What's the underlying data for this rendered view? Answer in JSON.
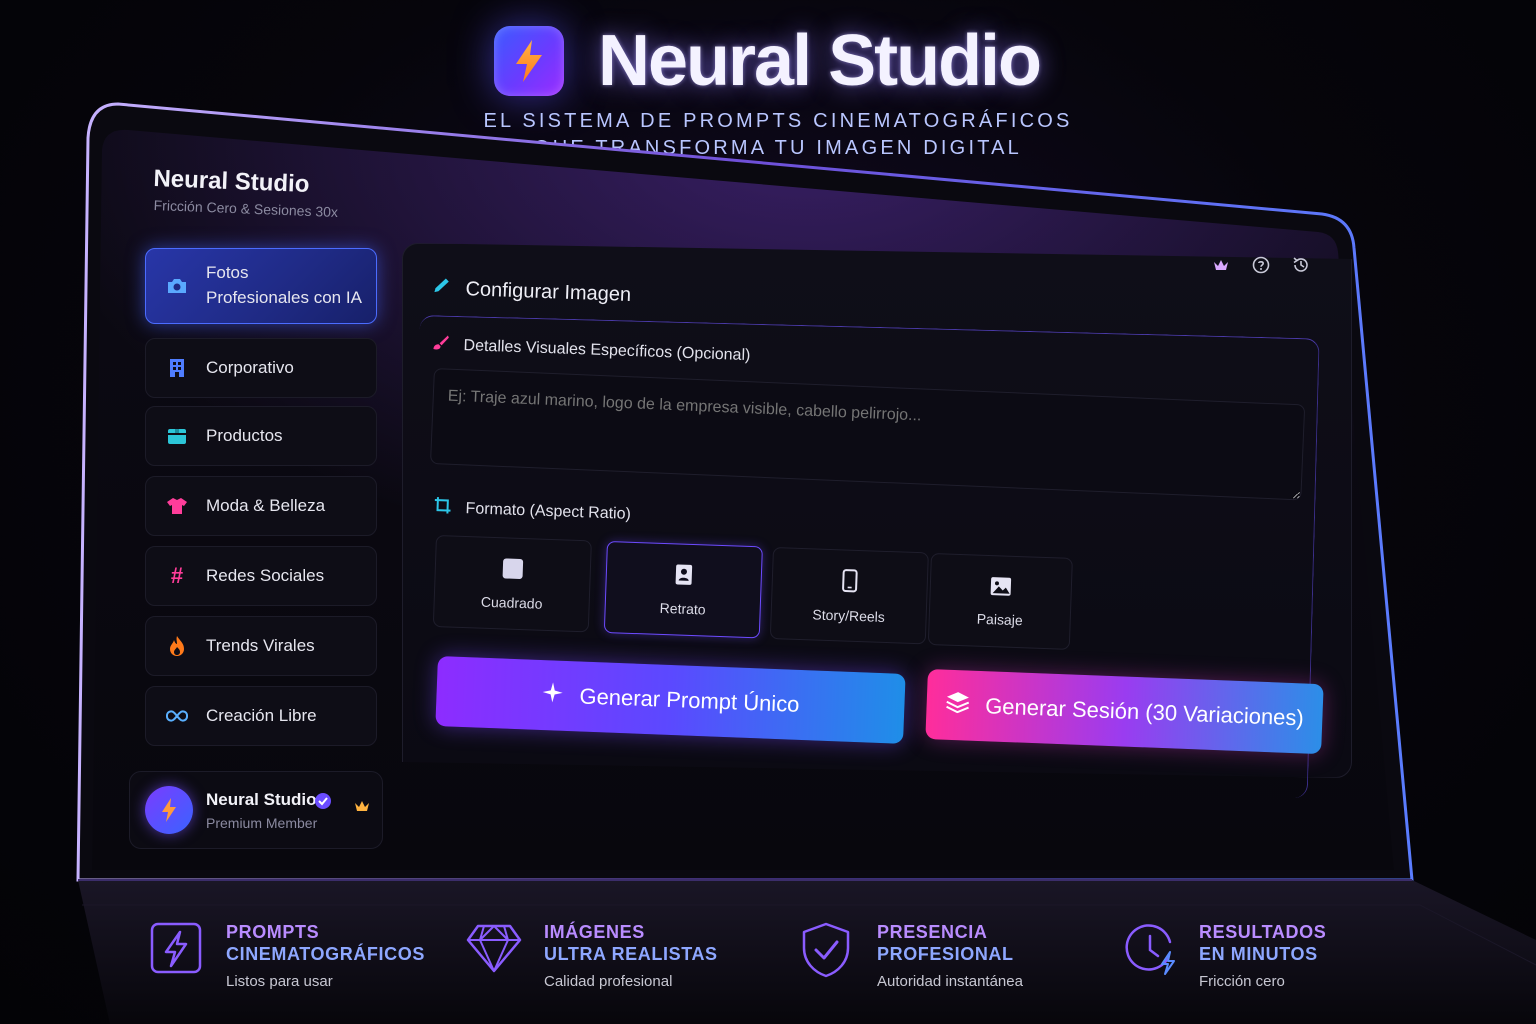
{
  "hero": {
    "title": "Neural Studio",
    "subtitle_line1": "EL SISTEMA DE PROMPTS CINEMATOGRÁFICOS",
    "subtitle_line2": "QUE TRANSFORMA TU IMAGEN DIGITAL"
  },
  "sidebar": {
    "brand": "Neural Studio",
    "tagline": "Fricción Cero & Sesiones 30x",
    "items": [
      {
        "label_line1": "Fotos",
        "label_line2": "Profesionales con IA",
        "icon": "camera-icon",
        "active": true
      },
      {
        "label": "Corporativo",
        "icon": "building-icon"
      },
      {
        "label": "Productos",
        "icon": "box-icon"
      },
      {
        "label": "Moda & Belleza",
        "icon": "shirt-icon"
      },
      {
        "label": "Redes Sociales",
        "icon": "hashtag-icon"
      },
      {
        "label": "Trends Virales",
        "icon": "fire-icon"
      },
      {
        "label": "Creación Libre",
        "icon": "infinity-icon"
      }
    ],
    "profile": {
      "name": "Neural Studio",
      "role": "Premium Member"
    }
  },
  "main": {
    "heading": "Configurar Imagen",
    "details_label": "Detalles Visuales Específicos (Opcional)",
    "details_placeholder": "Ej: Traje azul marino, logo de la empresa visible, cabello pelirrojo...",
    "format_label": "Formato (Aspect Ratio)",
    "formats": [
      {
        "label": "Cuadrado",
        "icon": "square-icon"
      },
      {
        "label": "Retrato",
        "icon": "portrait-icon",
        "selected": true
      },
      {
        "label": "Story/Reels",
        "icon": "phone-icon"
      },
      {
        "label": "Paisaje",
        "icon": "image-icon"
      }
    ],
    "btn_single": "Generar Prompt Único",
    "btn_session": "Generar Sesión (30 Variaciones)"
  },
  "features": [
    {
      "title1": "PROMPTS",
      "title2": "CINEMATOGRÁFICOS",
      "desc": "Listos para usar",
      "icon": "bolt-icon"
    },
    {
      "title1": "IMÁGENES",
      "title2": "ULTRA REALISTAS",
      "desc": "Calidad profesional",
      "icon": "diamond-icon"
    },
    {
      "title1": "PRESENCIA",
      "title2": "PROFESIONAL",
      "desc": "Autoridad instantánea",
      "icon": "shield-check-icon"
    },
    {
      "title1": "RESULTADOS",
      "title2": "EN MINUTOS",
      "desc": "Fricción cero",
      "icon": "clock-bolt-icon"
    }
  ],
  "colors": {
    "accent_purple": "#8d2cff",
    "accent_blue": "#1f8ee8",
    "accent_pink": "#ff2d9b",
    "feature_title_1": "#b98cff",
    "feature_title_2": "#8ea7ff"
  }
}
■ ■ ■ ■ ■ ■ ■
EXERCISE AIM => Look through the entries above. Extract each line with the word "desc".

EXPECTED ANSWER =>
      "desc": "Listos para usar",
      "desc": "Calidad profesional",
      "desc": "Autoridad instantánea",
      "desc": "Fricción cero",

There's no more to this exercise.